WRITTEN INSTRUCTION -> From the entries below, work out the number of lines that hold the word "выходить", and give that number alone.
** begin ENTRIES **
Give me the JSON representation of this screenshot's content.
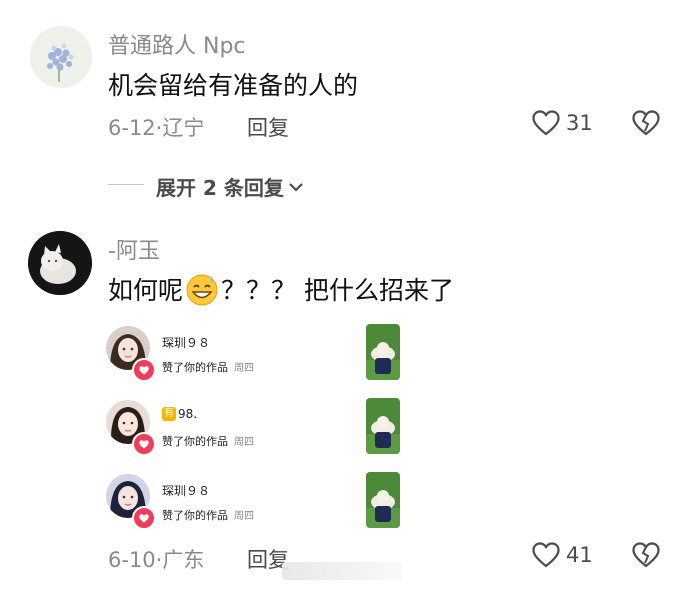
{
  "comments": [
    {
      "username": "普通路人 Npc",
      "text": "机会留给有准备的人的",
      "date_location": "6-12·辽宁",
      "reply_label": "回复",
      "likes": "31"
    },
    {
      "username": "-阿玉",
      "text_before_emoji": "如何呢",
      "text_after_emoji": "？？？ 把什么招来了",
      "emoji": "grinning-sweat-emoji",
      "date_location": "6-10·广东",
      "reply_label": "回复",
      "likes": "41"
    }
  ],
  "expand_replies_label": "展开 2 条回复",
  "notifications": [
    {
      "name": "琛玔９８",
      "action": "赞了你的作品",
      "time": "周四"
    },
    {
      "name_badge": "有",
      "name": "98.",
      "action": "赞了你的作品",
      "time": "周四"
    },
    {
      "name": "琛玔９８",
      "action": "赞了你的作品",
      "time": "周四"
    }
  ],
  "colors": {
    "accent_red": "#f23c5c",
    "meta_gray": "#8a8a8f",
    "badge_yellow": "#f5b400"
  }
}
** end ENTRIES **
** begin ENTRIES **
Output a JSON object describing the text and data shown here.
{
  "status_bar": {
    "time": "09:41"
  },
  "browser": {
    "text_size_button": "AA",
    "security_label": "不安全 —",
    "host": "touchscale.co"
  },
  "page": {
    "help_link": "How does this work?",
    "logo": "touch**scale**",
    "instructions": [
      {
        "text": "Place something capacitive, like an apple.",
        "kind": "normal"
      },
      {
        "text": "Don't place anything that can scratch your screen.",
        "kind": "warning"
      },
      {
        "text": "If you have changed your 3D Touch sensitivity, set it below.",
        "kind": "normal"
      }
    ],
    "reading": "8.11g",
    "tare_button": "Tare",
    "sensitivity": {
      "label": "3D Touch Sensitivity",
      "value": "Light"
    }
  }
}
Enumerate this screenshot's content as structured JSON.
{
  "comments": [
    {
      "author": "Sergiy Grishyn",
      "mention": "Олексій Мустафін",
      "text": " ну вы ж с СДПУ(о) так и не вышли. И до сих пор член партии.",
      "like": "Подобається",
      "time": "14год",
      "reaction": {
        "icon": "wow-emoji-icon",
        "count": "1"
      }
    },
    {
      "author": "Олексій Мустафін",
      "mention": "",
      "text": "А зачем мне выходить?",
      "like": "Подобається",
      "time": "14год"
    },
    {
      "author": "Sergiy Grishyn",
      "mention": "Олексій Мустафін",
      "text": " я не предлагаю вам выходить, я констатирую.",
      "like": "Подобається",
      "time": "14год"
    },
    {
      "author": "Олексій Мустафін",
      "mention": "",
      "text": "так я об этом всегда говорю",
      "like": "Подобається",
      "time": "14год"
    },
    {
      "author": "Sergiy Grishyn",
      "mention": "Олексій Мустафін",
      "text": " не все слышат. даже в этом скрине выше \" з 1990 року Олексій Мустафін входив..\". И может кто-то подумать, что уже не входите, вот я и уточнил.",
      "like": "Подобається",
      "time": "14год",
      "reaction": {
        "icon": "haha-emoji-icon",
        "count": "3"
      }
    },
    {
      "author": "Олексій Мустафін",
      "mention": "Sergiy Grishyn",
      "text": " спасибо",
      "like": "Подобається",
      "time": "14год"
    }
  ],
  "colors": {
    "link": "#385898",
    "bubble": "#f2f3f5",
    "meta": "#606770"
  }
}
** end ENTRIES **
TASK ANSWER -> 2